DIRECTIVE -
Below are some records; work out how many of their lines contain "UCommonUserWidget" and give the number only.

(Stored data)
------------------------------------------------

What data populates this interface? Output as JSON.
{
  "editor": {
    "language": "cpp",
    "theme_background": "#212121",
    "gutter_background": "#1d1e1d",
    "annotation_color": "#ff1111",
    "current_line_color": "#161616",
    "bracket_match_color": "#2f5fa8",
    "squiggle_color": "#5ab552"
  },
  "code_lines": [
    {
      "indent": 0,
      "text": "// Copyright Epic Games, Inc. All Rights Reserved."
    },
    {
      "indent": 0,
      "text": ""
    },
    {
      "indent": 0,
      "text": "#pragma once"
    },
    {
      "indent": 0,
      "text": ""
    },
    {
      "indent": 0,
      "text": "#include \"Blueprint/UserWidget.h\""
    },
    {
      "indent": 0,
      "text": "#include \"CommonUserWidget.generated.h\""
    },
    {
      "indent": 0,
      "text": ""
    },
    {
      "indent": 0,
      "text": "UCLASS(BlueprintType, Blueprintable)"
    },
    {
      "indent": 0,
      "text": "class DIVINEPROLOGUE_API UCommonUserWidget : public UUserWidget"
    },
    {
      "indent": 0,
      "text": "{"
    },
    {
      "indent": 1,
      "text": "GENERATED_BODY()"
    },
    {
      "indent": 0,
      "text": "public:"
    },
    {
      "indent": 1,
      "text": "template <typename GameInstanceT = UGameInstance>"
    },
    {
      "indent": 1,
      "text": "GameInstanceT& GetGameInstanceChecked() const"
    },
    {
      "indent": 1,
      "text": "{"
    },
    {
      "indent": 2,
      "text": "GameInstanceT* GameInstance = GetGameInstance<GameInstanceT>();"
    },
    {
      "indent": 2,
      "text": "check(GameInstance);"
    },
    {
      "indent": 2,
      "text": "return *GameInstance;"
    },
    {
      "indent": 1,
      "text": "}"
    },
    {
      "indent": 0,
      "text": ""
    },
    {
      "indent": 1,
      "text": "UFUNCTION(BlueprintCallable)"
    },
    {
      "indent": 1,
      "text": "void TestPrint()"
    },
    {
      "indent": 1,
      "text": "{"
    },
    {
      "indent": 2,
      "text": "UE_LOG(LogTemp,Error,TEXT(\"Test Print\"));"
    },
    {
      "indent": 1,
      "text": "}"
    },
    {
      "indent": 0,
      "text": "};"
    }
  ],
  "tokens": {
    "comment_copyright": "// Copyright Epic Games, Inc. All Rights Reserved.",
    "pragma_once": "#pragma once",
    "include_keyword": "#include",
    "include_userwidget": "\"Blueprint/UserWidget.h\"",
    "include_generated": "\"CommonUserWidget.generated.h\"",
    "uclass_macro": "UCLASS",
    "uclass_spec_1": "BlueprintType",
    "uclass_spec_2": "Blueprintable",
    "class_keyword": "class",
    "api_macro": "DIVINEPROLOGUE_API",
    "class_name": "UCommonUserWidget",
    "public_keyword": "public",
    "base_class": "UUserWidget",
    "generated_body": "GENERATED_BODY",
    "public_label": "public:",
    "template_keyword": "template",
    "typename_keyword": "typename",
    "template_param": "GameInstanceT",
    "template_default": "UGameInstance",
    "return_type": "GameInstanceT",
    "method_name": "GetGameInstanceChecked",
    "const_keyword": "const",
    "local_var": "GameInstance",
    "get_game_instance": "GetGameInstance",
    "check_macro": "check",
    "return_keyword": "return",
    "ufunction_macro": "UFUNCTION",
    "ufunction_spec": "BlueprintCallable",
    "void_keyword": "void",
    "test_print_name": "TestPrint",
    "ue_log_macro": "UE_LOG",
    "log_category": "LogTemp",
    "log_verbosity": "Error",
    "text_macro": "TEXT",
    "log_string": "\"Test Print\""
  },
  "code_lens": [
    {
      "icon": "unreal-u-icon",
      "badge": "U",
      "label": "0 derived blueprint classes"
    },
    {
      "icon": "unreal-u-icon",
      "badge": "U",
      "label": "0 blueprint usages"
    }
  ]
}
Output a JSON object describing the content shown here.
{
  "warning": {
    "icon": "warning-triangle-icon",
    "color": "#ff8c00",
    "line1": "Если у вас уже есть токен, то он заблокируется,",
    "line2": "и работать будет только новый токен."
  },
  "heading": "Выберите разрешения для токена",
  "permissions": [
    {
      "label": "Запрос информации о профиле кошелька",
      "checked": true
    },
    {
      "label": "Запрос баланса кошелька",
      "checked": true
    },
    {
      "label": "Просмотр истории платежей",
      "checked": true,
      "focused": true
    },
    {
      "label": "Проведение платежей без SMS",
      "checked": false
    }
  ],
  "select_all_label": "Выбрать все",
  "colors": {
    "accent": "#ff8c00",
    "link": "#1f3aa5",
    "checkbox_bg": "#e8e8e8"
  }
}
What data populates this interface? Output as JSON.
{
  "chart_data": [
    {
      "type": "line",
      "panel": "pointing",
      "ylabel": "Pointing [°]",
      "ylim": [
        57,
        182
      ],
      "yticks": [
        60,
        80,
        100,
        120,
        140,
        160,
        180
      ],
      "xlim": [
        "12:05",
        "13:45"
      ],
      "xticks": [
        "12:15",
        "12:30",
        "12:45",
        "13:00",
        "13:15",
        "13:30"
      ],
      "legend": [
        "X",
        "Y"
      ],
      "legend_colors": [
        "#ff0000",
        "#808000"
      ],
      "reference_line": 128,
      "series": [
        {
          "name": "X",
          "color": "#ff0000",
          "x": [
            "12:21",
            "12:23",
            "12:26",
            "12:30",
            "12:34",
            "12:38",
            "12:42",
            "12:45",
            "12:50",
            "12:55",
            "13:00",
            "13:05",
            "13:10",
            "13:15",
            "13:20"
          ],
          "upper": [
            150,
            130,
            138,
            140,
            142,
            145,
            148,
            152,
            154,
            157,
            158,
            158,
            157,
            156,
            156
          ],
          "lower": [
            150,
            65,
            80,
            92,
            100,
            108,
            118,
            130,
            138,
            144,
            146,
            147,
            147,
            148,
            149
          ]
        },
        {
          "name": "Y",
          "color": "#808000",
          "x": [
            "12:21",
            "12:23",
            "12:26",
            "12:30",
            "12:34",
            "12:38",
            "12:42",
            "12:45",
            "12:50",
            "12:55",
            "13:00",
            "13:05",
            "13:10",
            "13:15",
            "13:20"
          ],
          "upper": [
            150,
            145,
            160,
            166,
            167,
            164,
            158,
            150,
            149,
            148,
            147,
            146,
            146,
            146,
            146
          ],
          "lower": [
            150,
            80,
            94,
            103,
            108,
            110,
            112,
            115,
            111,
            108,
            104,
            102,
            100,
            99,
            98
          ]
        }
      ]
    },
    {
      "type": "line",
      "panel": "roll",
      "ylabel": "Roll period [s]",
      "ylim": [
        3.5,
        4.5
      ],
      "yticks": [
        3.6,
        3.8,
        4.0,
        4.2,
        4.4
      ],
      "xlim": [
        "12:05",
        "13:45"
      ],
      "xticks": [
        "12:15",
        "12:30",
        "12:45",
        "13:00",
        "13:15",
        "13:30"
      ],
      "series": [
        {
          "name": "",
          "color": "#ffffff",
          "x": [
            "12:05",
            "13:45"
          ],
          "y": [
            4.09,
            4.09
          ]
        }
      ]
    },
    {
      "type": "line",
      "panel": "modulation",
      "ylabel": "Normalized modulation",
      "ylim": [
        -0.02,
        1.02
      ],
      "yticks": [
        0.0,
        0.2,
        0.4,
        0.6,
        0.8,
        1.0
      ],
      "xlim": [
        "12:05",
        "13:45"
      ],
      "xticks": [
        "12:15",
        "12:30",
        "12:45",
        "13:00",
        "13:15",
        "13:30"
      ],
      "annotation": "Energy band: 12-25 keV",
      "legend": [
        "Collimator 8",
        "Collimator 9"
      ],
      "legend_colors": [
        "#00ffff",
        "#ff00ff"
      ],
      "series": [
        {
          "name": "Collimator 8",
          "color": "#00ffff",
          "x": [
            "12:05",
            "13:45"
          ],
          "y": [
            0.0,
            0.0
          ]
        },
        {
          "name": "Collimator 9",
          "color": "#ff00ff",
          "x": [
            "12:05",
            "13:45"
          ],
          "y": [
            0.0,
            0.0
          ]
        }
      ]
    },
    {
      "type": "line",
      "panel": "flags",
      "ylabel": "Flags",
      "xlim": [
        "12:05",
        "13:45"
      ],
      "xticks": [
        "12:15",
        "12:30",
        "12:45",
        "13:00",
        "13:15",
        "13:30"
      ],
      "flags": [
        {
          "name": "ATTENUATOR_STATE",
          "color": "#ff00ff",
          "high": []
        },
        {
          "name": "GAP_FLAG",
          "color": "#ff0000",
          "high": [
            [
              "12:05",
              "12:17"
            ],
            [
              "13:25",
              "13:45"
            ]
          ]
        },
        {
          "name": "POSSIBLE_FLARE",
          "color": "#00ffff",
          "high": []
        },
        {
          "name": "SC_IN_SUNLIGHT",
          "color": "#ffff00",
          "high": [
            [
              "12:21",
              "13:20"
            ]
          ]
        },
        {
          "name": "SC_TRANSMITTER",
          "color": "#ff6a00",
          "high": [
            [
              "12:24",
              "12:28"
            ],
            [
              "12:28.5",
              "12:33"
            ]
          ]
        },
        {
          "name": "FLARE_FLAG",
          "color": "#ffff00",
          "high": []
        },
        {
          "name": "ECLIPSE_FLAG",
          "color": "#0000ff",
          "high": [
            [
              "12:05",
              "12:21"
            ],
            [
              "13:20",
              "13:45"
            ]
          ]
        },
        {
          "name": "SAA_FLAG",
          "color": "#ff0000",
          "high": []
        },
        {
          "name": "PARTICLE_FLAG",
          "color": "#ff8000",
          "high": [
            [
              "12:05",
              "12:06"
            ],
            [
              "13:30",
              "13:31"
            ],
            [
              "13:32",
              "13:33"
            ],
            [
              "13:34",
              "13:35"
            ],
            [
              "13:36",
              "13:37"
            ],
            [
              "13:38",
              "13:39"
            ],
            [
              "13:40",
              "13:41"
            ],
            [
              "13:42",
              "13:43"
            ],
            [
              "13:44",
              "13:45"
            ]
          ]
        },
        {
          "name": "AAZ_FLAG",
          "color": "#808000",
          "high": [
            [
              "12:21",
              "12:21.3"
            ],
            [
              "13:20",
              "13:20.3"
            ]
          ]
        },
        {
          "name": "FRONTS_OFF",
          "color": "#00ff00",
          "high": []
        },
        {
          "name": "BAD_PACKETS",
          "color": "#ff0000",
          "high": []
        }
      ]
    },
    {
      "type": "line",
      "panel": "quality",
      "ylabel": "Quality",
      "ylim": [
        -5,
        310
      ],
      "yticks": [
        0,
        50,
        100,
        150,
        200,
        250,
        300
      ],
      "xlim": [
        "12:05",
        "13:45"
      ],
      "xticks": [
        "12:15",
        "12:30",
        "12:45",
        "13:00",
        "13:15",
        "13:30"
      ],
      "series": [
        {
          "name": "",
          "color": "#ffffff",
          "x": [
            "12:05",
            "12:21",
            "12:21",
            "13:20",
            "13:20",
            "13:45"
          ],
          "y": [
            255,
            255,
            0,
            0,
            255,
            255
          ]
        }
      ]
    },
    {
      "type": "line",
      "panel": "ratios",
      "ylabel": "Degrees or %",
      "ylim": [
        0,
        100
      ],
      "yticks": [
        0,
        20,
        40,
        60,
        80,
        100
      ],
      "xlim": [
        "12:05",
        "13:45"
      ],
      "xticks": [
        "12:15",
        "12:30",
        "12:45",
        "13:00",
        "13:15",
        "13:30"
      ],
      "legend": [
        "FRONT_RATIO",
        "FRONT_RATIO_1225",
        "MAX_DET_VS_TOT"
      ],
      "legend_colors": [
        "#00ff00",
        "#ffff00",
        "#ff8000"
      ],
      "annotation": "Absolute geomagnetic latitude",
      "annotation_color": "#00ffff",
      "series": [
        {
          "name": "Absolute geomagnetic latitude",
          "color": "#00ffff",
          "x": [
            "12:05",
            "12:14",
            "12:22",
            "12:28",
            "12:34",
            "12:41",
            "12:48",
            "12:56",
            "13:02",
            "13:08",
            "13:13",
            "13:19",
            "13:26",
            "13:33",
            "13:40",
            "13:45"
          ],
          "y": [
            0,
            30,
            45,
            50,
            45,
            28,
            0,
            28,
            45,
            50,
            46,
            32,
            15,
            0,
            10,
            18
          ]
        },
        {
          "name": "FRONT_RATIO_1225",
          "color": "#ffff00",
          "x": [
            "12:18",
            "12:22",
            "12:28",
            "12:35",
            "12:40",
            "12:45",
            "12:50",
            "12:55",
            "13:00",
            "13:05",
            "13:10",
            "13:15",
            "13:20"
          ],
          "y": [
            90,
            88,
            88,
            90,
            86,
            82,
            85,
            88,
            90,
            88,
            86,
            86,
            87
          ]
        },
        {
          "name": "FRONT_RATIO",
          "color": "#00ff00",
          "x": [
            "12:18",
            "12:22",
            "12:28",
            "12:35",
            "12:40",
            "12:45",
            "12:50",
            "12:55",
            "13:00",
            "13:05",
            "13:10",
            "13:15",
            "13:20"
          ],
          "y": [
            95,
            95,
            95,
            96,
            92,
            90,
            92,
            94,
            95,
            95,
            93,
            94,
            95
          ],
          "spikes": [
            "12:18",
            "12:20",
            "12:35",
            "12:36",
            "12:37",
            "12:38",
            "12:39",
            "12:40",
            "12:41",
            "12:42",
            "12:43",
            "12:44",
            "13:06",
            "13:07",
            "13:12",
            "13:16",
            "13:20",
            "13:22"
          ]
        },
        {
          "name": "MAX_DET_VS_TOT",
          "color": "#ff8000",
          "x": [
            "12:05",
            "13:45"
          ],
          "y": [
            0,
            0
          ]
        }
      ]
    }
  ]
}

------------------------------------------------

FINISHED ANSWER -
2